[INFORMATION PROVIDED start]

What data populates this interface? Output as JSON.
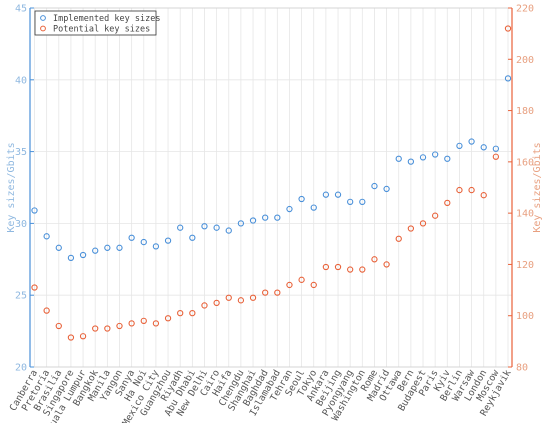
{
  "chart_data": {
    "type": "scatter",
    "categories": [
      "Canberra",
      "Pretoria",
      "Brasilia",
      "Singapore",
      "Kuala Lumpur",
      "Bangkok",
      "Manila",
      "Yangon",
      "Sanya",
      "Ha Noi",
      "Mexico City",
      "Guangzhou",
      "Riyadh",
      "Abu Dhabi",
      "New Delhi",
      "Cairo",
      "Haifa",
      "Chengdu",
      "Shanghai",
      "Baghdad",
      "Islamabad",
      "Tehran",
      "Seoul",
      "Tokyo",
      "Ankara",
      "Beijing",
      "Pyongyang",
      "Washington",
      "Rome",
      "Madrid",
      "Ottawa",
      "Bern",
      "Budapest",
      "Paris",
      "Kyiv",
      "Berlin",
      "Warsaw",
      "London",
      "Moscow",
      "Reykjavik"
    ],
    "series": [
      {
        "name": "Implemented key sizes",
        "axis": "left",
        "color": "#4a90d9",
        "values": [
          30.9,
          29.1,
          28.3,
          27.6,
          27.8,
          28.1,
          28.3,
          28.3,
          29.0,
          28.7,
          28.4,
          28.8,
          29.7,
          29.0,
          29.8,
          29.7,
          29.5,
          30.0,
          30.2,
          30.4,
          30.4,
          31.0,
          31.7,
          31.1,
          32.0,
          32.0,
          31.5,
          31.5,
          32.6,
          32.4,
          34.5,
          34.3,
          34.6,
          34.8,
          34.5,
          35.4,
          35.7,
          35.3,
          35.2,
          40.1
        ]
      },
      {
        "name": "Potential key sizes",
        "axis": "right",
        "color": "#e8623a",
        "values": [
          111,
          102,
          96,
          91.5,
          92,
          95,
          95,
          96,
          97,
          98,
          97,
          99,
          101,
          101,
          104,
          105,
          107,
          106,
          107,
          109,
          109,
          112,
          114,
          112,
          119,
          119,
          118,
          118,
          122,
          120,
          130,
          134,
          136,
          139,
          144,
          149,
          149,
          147,
          162,
          212
        ]
      }
    ],
    "y_left": {
      "label": "Key sizes/Gbits",
      "ylim": [
        20,
        45
      ],
      "ticks": [
        20,
        25,
        30,
        35,
        40,
        45
      ],
      "color": "#8fb8e0"
    },
    "y_right": {
      "label": "Key sizes/Gbits",
      "ylim": [
        80,
        220
      ],
      "ticks": [
        80,
        100,
        120,
        140,
        160,
        180,
        200,
        220
      ],
      "color": "#e8a080"
    },
    "grid": true,
    "legend_position": "top-left"
  }
}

[INFORMATION PROVIDED end]

WORK REQUIRED: Check each line of the records for the word "name", and show the lines that contain it.

EXERCISE ANSWER:
        "name": "Implemented key sizes",
        "name": "Potential key sizes",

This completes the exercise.